***** LISTED ENTRIES
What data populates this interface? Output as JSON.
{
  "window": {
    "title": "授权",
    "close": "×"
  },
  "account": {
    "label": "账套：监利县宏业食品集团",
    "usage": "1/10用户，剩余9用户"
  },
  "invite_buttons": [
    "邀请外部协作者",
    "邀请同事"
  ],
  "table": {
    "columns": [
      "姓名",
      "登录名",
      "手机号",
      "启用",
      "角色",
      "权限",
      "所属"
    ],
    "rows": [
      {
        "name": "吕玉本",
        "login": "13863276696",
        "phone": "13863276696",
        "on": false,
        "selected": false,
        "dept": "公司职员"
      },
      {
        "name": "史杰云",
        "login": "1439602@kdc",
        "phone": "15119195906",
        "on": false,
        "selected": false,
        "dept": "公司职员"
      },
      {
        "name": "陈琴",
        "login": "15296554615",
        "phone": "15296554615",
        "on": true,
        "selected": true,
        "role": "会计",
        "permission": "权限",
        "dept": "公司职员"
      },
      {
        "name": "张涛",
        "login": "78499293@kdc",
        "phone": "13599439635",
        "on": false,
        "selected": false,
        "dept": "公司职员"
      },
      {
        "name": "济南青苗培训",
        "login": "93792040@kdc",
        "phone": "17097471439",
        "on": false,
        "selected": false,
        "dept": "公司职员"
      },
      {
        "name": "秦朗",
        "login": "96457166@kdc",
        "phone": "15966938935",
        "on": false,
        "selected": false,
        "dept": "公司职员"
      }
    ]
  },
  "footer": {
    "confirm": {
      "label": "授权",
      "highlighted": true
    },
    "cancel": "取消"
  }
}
**********
***** LISTED ENTRIES
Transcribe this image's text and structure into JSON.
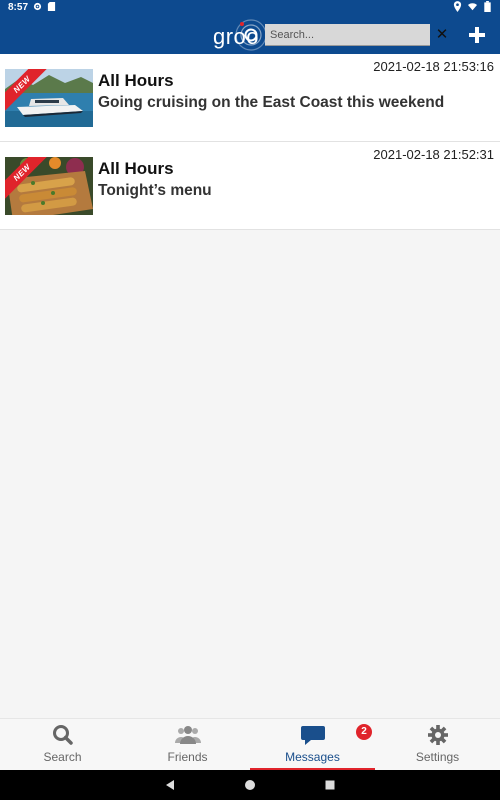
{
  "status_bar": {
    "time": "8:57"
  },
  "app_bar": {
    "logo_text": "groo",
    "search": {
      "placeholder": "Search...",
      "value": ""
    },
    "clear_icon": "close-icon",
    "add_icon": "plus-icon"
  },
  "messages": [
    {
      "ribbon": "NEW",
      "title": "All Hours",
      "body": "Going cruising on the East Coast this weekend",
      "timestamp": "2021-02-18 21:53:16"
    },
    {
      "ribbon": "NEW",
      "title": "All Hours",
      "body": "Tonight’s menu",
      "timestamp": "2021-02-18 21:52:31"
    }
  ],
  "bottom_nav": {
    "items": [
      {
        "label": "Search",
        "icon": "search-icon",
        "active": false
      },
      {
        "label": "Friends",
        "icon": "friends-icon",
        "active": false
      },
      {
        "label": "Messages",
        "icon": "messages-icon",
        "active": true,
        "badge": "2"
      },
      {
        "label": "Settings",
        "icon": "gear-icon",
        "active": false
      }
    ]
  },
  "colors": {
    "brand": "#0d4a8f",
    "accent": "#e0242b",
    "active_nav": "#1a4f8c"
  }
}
**********
***** LISTED ENTRIES
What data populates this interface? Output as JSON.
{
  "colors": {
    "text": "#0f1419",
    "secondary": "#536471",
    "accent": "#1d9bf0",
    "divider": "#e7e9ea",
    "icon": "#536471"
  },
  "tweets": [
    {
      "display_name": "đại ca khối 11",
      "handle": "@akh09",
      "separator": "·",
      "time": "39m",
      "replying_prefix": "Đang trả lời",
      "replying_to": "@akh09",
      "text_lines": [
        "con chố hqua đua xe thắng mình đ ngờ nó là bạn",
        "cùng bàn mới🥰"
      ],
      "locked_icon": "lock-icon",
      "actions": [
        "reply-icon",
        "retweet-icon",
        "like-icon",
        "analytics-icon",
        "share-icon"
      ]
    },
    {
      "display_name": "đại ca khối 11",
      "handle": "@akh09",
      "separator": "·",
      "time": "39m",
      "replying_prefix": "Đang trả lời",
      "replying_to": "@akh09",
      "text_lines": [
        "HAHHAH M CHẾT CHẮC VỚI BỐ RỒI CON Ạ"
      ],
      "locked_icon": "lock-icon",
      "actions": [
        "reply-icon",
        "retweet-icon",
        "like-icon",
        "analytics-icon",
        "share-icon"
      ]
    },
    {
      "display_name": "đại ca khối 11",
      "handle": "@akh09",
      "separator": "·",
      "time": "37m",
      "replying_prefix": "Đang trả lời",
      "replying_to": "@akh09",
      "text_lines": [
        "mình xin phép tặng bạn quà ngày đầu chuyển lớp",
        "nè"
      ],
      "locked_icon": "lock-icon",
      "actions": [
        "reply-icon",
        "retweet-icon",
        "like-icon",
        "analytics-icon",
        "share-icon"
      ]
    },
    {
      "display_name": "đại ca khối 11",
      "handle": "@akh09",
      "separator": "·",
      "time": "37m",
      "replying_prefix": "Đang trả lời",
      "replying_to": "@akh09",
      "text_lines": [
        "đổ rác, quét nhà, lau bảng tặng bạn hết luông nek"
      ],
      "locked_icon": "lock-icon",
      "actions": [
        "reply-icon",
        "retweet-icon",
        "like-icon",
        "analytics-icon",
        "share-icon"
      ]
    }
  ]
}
**********
Extract, from the material above, each line holding the word "phone".

        "phone": "13863276696",
        "phone": "15119195906",
        "phone": "15296554615",
        "phone": "13599439635",
        "phone": "17097471439",
        "phone": "15966938935",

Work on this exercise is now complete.